> Activity
Only the number is needed. Please count the lines below in which the word "name" occurs.

[[ Data to examine open ]]

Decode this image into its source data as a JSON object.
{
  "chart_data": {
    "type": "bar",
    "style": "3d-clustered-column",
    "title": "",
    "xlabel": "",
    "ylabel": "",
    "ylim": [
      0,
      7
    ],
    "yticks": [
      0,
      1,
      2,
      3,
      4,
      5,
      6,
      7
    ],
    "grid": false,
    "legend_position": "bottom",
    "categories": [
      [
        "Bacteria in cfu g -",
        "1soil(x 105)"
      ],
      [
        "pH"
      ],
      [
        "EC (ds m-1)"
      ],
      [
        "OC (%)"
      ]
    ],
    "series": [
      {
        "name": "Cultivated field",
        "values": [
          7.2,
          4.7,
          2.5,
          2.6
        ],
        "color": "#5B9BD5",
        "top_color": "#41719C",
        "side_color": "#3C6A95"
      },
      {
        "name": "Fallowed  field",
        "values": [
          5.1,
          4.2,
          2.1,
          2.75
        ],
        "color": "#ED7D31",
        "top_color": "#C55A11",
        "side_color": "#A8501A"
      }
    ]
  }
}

[[ Data to examine closed ]]

> Written answer
2